* [TRECHO]
===============

Conforme a representação do Ministério Público, a principal irregularidade seria a ausência de nomeação de candidatos aprovados no concurso público. Outro ponto citado é a permanência de servidores contratados temporariamente e ocupantes de cargos comissionados sem a devida aprovação em concurso, prática que estaria em desacordo com as exigências constitucionais.
O juiz Douglas de Melo Martins também destacou que a continuidade no descumprimento da ordem judicial pode gerar responsabilização por ato atentatório à dignidade da Justiça. Além disso, o caso pode evoluir para apuração de improbidade administrativa e do já mencionado crime de desobediência.
O documento ministerial afirma que Paulo Victor manteve uma conduta considerada reiterada e persistente de descumprimento da decisão judicial. Esse comportamento motivou a abertura formal da investigação criminal.
Diante do quadro, o promotor de Justiça Nacor Paulo Pereira dos Santos determinou a instauração da Notícia de Fato. O caso também foi comunicado ao Juízo Criminal para que seja analisada a possível prática delitiva.
O Ministério Público solicitou ainda o compartilhamento integral dos autos do processo que tramita na Vara de Interesses Difusos e Coletivos. A medida visa reforçar as investigações em andamento.
O presidente da Câmara Municipal de São Luís foi notificado. Agora, ele terá o prazo de 15 dias úteis para apresentar manifestação defensiva sobre os fatos apurados pelo órgão ministerial.

===============

Registros salvos:

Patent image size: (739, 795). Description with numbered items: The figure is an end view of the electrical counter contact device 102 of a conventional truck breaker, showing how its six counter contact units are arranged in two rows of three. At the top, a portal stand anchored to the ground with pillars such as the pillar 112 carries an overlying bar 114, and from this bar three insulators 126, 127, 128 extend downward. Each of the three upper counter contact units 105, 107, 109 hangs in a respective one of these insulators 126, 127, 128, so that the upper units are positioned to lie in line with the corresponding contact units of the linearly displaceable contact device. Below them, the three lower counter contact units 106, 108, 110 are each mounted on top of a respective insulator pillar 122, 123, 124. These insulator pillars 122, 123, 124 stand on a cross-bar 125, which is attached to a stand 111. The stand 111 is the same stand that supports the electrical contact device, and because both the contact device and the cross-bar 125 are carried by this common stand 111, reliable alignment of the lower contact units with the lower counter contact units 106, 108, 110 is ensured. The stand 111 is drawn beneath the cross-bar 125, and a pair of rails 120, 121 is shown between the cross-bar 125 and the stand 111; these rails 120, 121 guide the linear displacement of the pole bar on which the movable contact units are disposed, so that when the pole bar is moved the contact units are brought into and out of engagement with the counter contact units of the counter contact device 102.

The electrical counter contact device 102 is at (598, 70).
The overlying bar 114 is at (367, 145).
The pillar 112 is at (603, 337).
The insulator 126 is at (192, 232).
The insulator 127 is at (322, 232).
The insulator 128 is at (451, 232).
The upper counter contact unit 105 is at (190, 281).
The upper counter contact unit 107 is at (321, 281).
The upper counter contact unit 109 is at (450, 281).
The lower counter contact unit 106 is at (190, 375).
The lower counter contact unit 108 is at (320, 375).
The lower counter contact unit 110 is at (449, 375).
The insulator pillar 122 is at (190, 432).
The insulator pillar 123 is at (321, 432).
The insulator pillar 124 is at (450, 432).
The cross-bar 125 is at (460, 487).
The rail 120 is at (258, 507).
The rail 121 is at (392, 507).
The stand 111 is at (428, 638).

===============

* [COMPLETE O SEGUINTE]
**A.** Transcreva do trecho sobre a investigação do Ministério Público a passagem que vai de "O documento ministerial" a "investigações em andamento.".
**B.** Responda com base no trecho sobre a investigação do Ministério Público:
(i) Quem determinou a instauração da Notícia de Fato?
(ii) Qual prazo o presidente da Câmara Municipal de São Luís tem para apresentar manifestação defensiva?
(iii) Segundo a representação do Ministério Público, qual seria a principal irregularidade?

* [LISTA DE RESPOSTAS]
**A.**
O documento ministerial afirma que Paulo Victor manteve uma conduta considerada reiterada e persistente de descumprimento da decisão judicial. Esse comportamento motivou a abertura formal da investigação criminal.
Diante do quadro, o promotor de Justiça Nacor Paulo Pereira dos Santos determinou a instauração da Notícia de Fato. O caso também foi comunicado ao Juízo Criminal para que seja analisada a possível prática delitiva.
O Ministério Público solicitou ainda o compartilhamento integral dos autos do processo que tramita na Vara de Interesses Difusos e Coletivos. A medida visa reforçar as investigações em andamento.

**B.**
(i) O promotor de Justiça Nacor Paulo Pereira dos Santos.
(ii) 15 dias úteis.
(iii) A ausência de nomeação de candidatos aprovados no concurso público.